Textauszug:
Alpbach. Für manche ist Lois Hechenblaikner ein Thomas Bernhard mit Kamera, andere titulieren ihn wiederum schlicht als Nestbeschmutzer. So oder so: Die Bilder des Tiroler Fotografen, der heute sein Atelier in Reith öffnet (siehe Factbox) tun weh. Vor allem jenen, die - oft genug im Namen des Tourismus, des Konsums, des Kommerz - die heile Welt der Alpen beschwören. Eine scheinbare Idylle, die Lois Hechenblaikner demaskiert. Nicht marktschreierisch, mit kühler Präzision.

Dann zum Beispiel, wenn er alten Schwarzweißbildern des Tirolers Armin Kniely (1907-1998) eigenen Fotos aus der Gegenwart gegenüberstellt. Wo Bauern einst ihre Schafe präsentierten, posieren nun die Golfspieler. Die Viehversteigerung wird zum Parkplatz am Schilift, die Rinderzuchtschau zur Vorwahl für die Miss Tirol. Und anstatt des Hirten mit seiner Schafherde zieht Hansi Hinterseer mit seinen Fans über die Alm.

Der rapide Wandel vom bäuerlichen Tirol zu einer perfekt orchestrierten Tourismuswelt wird selten so klar wie in den Bildern der Werkserie „Hinter den Bergen", die als Bildband gerade neu aufgelegt wird. So sehr, dass es Hechenblaikner selbst bisweilen noch schaudert, wenn er manche Szenen herzeigt. Dabei versteht er sich nicht als Mahner, sondern vielmehr als Analytiker. Er will das sichtbar machen, was unter der (oft reichlich abgewetzten) Oberfläche des alpinen Idylls liegt. Was die Einheimischen bisweilen ausblenden oder mit dem Argument der Ökonomie billigend in Kauf nehmen. Und was die Touristen nicht sehen, nicht sehen sollen oder wollen.

„Sehnsüchte werden bedient"

Dann etwa, wenn der Fotograf die computergesteuerte Hightechanlage zeigt, die Glühwein, Punsch und Jagatee mililitergenau aus dem Keller an die Bar der vorgeblichen Romantikhütte hochsaugt, in der Gästen authentisches Almfeeling vorgegaukelt wird. „Von wegen: Hinter die Berg', da sind noch ehrliche Leut'", meint Hechenblaikner. „Da sitzen längst ausgekochte, dreiklangjodelnde Schlitzohren, die es zum Geschäft gemacht haben, die Sehnsüchte der Menschen zu bedienen. Die genau das bieten, was die Leute wollen."

Auszug aus einem Datensatz
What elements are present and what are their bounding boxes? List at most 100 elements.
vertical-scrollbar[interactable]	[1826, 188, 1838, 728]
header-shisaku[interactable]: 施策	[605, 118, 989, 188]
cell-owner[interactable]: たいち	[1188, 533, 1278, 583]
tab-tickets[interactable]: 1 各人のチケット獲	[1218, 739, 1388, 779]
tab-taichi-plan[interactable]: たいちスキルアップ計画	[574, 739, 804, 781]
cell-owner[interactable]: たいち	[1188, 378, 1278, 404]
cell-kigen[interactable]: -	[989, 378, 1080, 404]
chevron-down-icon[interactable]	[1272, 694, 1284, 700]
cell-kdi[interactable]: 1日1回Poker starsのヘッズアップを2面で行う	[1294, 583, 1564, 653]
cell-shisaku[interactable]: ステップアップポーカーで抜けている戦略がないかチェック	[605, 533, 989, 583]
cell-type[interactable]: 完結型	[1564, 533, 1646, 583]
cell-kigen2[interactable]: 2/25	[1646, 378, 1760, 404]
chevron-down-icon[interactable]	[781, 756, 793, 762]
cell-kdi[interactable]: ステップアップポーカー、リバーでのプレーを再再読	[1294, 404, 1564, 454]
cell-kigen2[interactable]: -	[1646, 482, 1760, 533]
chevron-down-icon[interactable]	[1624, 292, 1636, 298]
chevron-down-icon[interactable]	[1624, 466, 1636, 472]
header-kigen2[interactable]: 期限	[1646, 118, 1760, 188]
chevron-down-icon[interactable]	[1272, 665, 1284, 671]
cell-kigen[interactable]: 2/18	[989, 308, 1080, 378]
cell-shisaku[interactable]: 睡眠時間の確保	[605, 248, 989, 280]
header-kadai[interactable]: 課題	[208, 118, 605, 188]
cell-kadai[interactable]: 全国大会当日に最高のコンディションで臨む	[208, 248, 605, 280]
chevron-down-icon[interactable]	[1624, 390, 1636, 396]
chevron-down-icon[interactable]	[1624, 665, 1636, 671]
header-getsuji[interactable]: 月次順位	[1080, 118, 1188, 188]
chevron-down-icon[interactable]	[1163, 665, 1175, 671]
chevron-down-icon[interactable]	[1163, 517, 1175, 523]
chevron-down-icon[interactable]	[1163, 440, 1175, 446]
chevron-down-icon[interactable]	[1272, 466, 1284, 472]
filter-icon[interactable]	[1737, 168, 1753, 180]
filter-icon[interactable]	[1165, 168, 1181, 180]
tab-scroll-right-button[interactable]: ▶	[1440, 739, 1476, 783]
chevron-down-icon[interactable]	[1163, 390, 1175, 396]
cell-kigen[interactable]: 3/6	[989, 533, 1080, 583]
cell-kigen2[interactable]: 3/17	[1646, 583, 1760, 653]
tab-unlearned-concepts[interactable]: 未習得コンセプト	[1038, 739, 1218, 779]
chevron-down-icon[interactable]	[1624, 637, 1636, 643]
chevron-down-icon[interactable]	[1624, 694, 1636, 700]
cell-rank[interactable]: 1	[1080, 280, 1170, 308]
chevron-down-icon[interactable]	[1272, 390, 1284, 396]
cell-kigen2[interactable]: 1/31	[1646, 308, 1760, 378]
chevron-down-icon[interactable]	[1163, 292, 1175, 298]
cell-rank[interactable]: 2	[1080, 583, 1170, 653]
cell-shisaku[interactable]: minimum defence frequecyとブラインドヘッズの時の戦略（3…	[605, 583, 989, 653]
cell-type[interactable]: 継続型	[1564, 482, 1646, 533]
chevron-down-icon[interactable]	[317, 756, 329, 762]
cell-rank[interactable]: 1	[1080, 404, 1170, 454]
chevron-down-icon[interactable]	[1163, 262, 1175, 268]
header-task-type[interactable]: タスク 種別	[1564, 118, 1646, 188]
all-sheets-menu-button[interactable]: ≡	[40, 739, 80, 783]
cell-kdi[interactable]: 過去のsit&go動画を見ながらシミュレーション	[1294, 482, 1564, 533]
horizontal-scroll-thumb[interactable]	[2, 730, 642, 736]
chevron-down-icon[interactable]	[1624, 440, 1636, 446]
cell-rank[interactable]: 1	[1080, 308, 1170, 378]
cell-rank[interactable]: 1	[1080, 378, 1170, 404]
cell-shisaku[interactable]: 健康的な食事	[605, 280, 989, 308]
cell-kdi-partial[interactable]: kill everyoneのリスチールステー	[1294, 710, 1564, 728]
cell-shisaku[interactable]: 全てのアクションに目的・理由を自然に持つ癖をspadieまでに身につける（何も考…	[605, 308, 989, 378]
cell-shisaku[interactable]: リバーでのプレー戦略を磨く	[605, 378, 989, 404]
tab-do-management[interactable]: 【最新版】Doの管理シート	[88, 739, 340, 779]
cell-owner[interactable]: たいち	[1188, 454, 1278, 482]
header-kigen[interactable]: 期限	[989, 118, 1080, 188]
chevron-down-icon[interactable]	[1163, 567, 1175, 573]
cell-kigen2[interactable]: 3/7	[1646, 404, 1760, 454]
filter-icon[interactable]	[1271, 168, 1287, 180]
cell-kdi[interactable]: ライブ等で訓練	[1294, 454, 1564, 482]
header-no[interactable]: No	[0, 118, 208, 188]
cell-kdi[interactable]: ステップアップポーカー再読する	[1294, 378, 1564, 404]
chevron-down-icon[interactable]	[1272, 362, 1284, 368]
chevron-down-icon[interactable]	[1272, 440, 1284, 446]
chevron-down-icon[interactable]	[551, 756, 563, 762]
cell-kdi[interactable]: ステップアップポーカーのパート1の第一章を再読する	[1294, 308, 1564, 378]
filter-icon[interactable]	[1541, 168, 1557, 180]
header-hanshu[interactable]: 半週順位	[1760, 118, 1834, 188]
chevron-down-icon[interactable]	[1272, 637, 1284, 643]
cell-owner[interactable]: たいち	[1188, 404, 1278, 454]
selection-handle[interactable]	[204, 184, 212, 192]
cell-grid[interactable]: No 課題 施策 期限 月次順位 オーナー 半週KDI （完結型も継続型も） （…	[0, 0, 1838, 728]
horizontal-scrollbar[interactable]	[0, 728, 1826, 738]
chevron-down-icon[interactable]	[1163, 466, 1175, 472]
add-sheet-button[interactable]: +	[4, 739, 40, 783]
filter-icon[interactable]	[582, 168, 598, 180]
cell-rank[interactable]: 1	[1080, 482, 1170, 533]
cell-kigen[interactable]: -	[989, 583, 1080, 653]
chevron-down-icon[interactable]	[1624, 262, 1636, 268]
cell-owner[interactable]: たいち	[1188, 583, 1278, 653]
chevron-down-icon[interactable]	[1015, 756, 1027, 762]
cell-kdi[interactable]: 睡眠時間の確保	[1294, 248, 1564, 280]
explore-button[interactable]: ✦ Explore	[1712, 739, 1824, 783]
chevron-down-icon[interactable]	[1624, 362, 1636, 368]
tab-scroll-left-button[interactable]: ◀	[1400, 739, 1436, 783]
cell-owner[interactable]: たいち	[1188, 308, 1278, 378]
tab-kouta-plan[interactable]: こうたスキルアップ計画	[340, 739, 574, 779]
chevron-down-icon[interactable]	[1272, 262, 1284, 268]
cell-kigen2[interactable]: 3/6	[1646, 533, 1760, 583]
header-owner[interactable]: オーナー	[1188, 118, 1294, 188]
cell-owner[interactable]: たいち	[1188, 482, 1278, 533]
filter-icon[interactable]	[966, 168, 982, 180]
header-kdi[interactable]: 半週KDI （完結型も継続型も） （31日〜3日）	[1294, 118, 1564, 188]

Zu erledigen:
a) Wessen alten Schwarzweißbildern stellt Hechenblaikner laut Textauszug eigene Fotos aus der Gegenwart gegenüber?
b) Prüfe bitte, ob diese Aussagen mit dem Textauszug übereinstimmen, und belege jede Antwort mit einem wörtlichen Zitat: (i) Hechenblaikner versteht sich als Mahner. (ii) Die Werkserie „Hinter den Bergen“ wird als Bildband neu aufgelegt. (iii) Hechenblaikner entlarvt die Idylle marktschreierisch.
Die Zeilen stammen aus einer anderen Quelle als der Textauszug.

Musterlösungen:
a) Denen des Tirolers Armin Kniely (1907-1998).

b)
(i) Nein: „Dabei versteht er sich nicht als Mahner, sondern vielmehr als Analytiker.“
(ii) Ja: „die als Bildband gerade neu aufgelegt wird“
(iii) Nein: „Nicht marktschreierisch, mit kühler Präzision.“